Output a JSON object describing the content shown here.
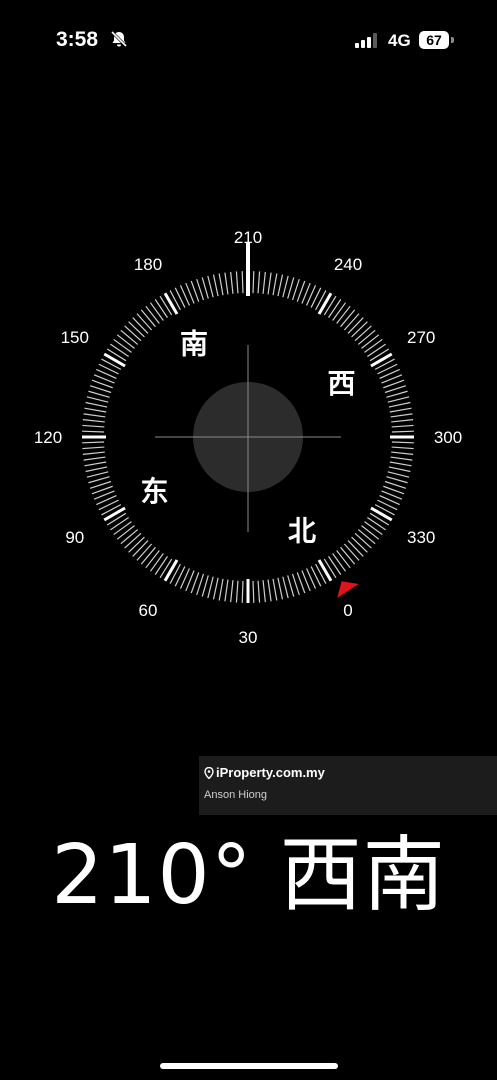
{
  "status_bar": {
    "time": "3:58",
    "network": "4G",
    "battery": "67"
  },
  "compass": {
    "heading_degrees": 210,
    "degree_labels": [
      "0",
      "30",
      "60",
      "90",
      "120",
      "150",
      "180",
      "210",
      "240",
      "270",
      "300",
      "330"
    ],
    "cardinals": {
      "north": "北",
      "east": "东",
      "south": "南",
      "west": "西"
    },
    "marker_color": "#e0121b"
  },
  "watermark": {
    "brand": "iProperty.com.my",
    "agent": "Anson Hiong"
  },
  "readout": {
    "text": "210° 西南"
  }
}
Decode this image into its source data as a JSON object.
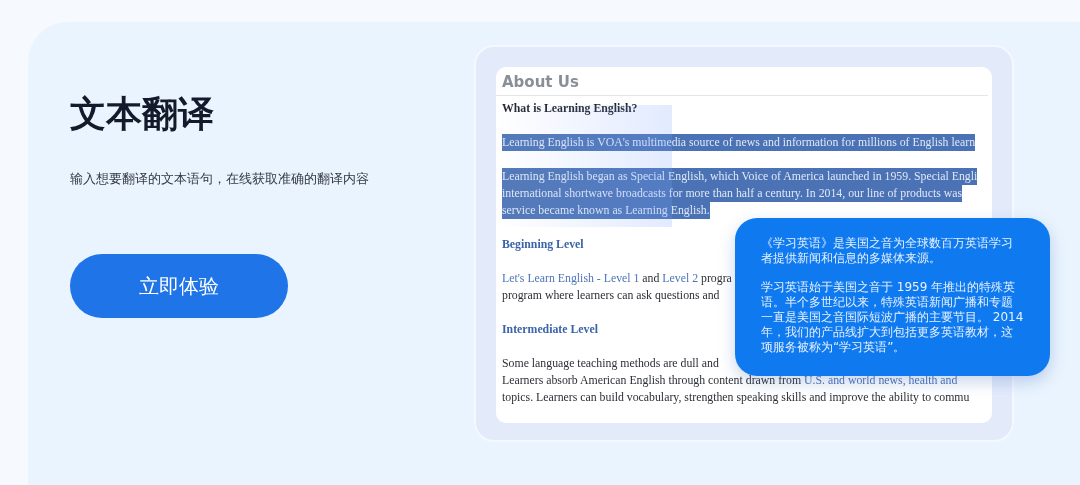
{
  "feature": {
    "title": "文本翻译",
    "description": "输入想要翻译的文本语句，在线获取准确的翻译内容",
    "button": "立即体验"
  },
  "document": {
    "title": "About Us",
    "blocks": [
      {
        "kind": "question",
        "text": "What is Learning English?"
      },
      {
        "kind": "paragraph",
        "selected": true,
        "lines": [
          [
            {
              "text": "Learning English is VOA's multimedia source of news and information for millions of English learn",
              "kind": "text"
            }
          ]
        ]
      },
      {
        "kind": "paragraph",
        "selected": true,
        "lines": [
          [
            {
              "text": "Learning English began as Special English, which Voice of America launched in 1959. Special Engli",
              "kind": "text"
            }
          ],
          [
            {
              "text": "international shortwave broadcasts for more than half a century. In 2014, our line of products was",
              "kind": "text"
            }
          ],
          [
            {
              "text": "service became known as Learning English.",
              "kind": "text"
            }
          ]
        ]
      },
      {
        "kind": "heading",
        "text": "Beginning Level"
      },
      {
        "kind": "paragraph",
        "selected": false,
        "lines": [
          [
            {
              "text": "Let's Learn English - Level 1",
              "kind": "link"
            },
            {
              "text": " and ",
              "kind": "text"
            },
            {
              "text": "Level 2",
              "kind": "link"
            },
            {
              "text": " progra",
              "kind": "text"
            }
          ],
          [
            {
              "text": "program where learners can ask questions and",
              "kind": "text"
            }
          ]
        ]
      },
      {
        "kind": "heading",
        "text": "Intermediate Level"
      },
      {
        "kind": "paragraph",
        "selected": false,
        "lines": [
          [
            {
              "text": "Some language teaching methods are dull and",
              "kind": "text"
            }
          ],
          [
            {
              "text": "Learners absorb American English through content drawn from ",
              "kind": "text"
            },
            {
              "text": "U.S. and world news, health and",
              "kind": "link"
            }
          ],
          [
            {
              "text": "topics. Learners can build vocabulary, strengthen speaking skills and improve the ability to commu",
              "kind": "text"
            }
          ]
        ]
      }
    ]
  },
  "translation": {
    "paragraphs": [
      "《学习英语》是美国之音为全球数百万英语学习者提供新闻和信息的多媒体来源。",
      "学习英语始于美国之音于 1959 年推出的特殊英语。半个多世纪以来，特殊英语新闻广播和专题一直是美国之音国际短波广播的主要节目。 2014年，我们的产品线扩大到包括更多英语教材，这项服务被称为“学习英语”。"
    ]
  }
}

____________

*TASK OBJECTIVE*.
Your answer should be a single number: the count of lines that contain "JSON".

*RESULT FOR THIS TASK*.
2